- [WRITTEN INSTRUCTION] Return the records, each one exactly as written.

- [RECORDED DATA]
+ + + + + + +
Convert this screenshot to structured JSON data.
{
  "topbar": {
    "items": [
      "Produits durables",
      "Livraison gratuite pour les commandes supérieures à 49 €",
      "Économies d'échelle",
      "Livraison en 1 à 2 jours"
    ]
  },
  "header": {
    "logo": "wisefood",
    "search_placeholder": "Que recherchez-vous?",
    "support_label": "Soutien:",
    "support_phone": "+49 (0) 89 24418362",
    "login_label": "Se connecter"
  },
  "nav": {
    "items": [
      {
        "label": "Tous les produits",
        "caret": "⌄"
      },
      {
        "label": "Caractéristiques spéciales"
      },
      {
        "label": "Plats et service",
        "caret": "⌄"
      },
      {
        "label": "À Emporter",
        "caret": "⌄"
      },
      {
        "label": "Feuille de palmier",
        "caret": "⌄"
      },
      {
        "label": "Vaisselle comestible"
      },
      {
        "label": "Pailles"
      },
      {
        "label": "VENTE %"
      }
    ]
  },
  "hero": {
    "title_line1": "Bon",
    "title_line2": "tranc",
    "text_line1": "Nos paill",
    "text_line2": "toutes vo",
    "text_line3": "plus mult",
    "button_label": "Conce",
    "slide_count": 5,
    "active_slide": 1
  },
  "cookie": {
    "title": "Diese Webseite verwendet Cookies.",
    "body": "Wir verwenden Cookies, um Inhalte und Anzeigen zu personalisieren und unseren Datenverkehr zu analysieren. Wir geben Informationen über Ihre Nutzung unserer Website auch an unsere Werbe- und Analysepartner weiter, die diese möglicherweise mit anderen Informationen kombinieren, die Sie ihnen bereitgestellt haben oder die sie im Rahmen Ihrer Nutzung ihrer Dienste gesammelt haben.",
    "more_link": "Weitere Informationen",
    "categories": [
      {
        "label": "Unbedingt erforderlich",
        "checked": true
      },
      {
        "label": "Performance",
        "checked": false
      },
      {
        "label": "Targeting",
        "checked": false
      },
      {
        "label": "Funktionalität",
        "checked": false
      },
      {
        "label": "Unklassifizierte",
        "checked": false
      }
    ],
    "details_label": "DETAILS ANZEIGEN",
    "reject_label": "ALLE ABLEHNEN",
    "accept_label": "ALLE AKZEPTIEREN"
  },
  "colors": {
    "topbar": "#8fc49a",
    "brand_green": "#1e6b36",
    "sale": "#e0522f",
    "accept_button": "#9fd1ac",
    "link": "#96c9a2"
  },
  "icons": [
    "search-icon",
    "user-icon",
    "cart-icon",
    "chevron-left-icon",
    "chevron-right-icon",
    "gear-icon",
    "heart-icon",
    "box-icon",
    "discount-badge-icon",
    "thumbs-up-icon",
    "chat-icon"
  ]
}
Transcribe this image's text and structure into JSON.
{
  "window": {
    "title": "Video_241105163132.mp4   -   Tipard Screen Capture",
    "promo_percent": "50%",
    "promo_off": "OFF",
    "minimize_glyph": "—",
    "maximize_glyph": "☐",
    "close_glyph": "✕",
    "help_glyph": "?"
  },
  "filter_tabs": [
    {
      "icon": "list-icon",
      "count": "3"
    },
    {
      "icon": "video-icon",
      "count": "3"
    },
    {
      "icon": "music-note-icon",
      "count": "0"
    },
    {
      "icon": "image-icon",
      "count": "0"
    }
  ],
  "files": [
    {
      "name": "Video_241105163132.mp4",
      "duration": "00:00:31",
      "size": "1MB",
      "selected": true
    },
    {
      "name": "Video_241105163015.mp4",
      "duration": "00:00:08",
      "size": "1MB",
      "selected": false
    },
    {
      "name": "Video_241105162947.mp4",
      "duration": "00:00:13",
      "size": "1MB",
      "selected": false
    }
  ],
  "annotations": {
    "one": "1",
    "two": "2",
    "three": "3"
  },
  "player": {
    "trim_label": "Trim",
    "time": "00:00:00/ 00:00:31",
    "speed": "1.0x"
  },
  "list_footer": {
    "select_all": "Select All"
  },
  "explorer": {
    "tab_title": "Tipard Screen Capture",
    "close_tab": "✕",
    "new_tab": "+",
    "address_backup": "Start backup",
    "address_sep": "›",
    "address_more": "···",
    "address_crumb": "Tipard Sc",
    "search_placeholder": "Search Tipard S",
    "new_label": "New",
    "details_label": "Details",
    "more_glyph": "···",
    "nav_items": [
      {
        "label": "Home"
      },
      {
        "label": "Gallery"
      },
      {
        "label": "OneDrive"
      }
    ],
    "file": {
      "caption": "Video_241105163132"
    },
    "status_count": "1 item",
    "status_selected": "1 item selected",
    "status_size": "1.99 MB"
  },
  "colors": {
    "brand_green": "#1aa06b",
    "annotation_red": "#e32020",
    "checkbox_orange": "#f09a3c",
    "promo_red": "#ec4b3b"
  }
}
+ + + + + + +
- [RESULT OF THE EXERCISE]
Convert this screenshot to structured JSON data.
{
  "topbar": {
    "items": [
      "Produits durables",
      "Livraison gratuite pour les commandes supérieures à 49 €",
      "Économies d'échelle",
      "Livraison en 1 à 2 jours"
    ]
  },
  "header": {
    "logo": "wisefood",
    "search_placeholder": "Que recherchez-vous?",
    "support_label": "Soutien:",
    "support_phone": "+49 (0) 89 24418362",
    "login_label": "Se connecter"
  },
  "nav": {
    "items": [
      {
        "label": "Tous les produits",
        "caret": "⌄"
      },
      {
        "label": "Caractéristiques spéciales"
      },
      {
        "label": "Plats et service",
        "caret": "⌄"
      },
      {
        "label": "À Emporter",
        "caret": "⌄"
      },
      {
        "label": "Feuille de palmier",
        "caret": "⌄"
      },
      {
        "label": "Vaisselle comestible"
      },
      {
        "label": "Pailles"
      },
      {
        "label": "VENTE %"
      }
    ]
  },
  "hero": {
    "title_line1": "Bon",
    "title_line2": "tranc",
    "text_line1": "Nos paill",
    "text_line2": "toutes vo",
    "text_line3": "plus mult",
    "button_label": "Conce",
    "slide_count": 5,
    "active_slide": 1
  },
  "cookie": {
    "title": "Diese Webseite verwendet Cookies.",
    "body": "Wir verwenden Cookies, um Inhalte und Anzeigen zu personalisieren und unseren Datenverkehr zu analysieren. Wir geben Informationen über Ihre Nutzung unserer Website auch an unsere Werbe- und Analysepartner weiter, die diese möglicherweise mit anderen Informationen kombinieren, die Sie ihnen bereitgestellt haben oder die sie im Rahmen Ihrer Nutzung ihrer Dienste gesammelt haben.",
    "more_link": "Weitere Informationen",
    "categories": [
      {
        "label": "Unbedingt erforderlich",
        "checked": true
      },
      {
        "label": "Performance",
        "checked": false
      },
      {
        "label": "Targeting",
        "checked": false
      },
      {
        "label": "Funktionalität",
        "checked": false
      },
      {
        "label": "Unklassifizierte",
        "checked": false
      }
    ],
    "details_label": "DETAILS ANZEIGEN",
    "reject_label": "ALLE ABLEHNEN",
    "accept_label": "ALLE AKZEPTIEREN"
  },
  "colors": {
    "topbar": "#8fc49a",
    "brand_green": "#1e6b36",
    "sale": "#e0522f",
    "accept_button": "#9fd1ac",
    "link": "#96c9a2"
  },
  "icons": [
    "search-icon",
    "user-icon",
    "cart-icon",
    "chevron-left-icon",
    "chevron-right-icon",
    "gear-icon",
    "heart-icon",
    "box-icon",
    "discount-badge-icon",
    "thumbs-up-icon",
    "chat-icon"
  ]
}
Transcribe this image's text and structure into JSON.
{
  "window": {
    "title": "Video_241105163132.mp4   -   Tipard Screen Capture",
    "promo_percent": "50%",
    "promo_off": "OFF",
    "minimize_glyph": "—",
    "maximize_glyph": "☐",
    "close_glyph": "✕",
    "help_glyph": "?"
  },
  "filter_tabs": [
    {
      "icon": "list-icon",
      "count": "3"
    },
    {
      "icon": "video-icon",
      "count": "3"
    },
    {
      "icon": "music-note-icon",
      "count": "0"
    },
    {
      "icon": "image-icon",
      "count": "0"
    }
  ],
  "files": [
    {
      "name": "Video_241105163132.mp4",
      "duration": "00:00:31",
      "size": "1MB",
      "selected": true
    },
    {
      "name": "Video_241105163015.mp4",
      "duration": "00:00:08",
      "size": "1MB",
      "selected": false
    },
    {
      "name": "Video_241105162947.mp4",
      "duration": "00:00:13",
      "size": "1MB",
      "selected": false
    }
  ],
  "annotations": {
    "one": "1",
    "two": "2",
    "three": "3"
  },
  "player": {
    "trim_label": "Trim",
    "time": "00:00:00/ 00:00:31",
    "speed": "1.0x"
  },
  "list_footer": {
    "select_all": "Select All"
  },
  "explorer": {
    "tab_title": "Tipard Screen Capture",
    "close_tab": "✕",
    "new_tab": "+",
    "address_backup": "Start backup",
    "address_sep": "›",
    "address_more": "···",
    "address_crumb": "Tipard Sc",
    "search_placeholder": "Search Tipard S",
    "new_label": "New",
    "details_label": "Details",
    "more_glyph": "···",
    "nav_items": [
      {
        "label": "Home"
      },
      {
        "label": "Gallery"
      },
      {
        "label": "OneDrive"
      }
    ],
    "file": {
      "caption": "Video_241105163132"
    },
    "status_count": "1 item",
    "status_selected": "1 item selected",
    "status_size": "1.99 MB"
  },
  "colors": {
    "brand_green": "#1aa06b",
    "annotation_red": "#e32020",
    "checkbox_orange": "#f09a3c",
    "promo_red": "#ec4b3b"
  }
}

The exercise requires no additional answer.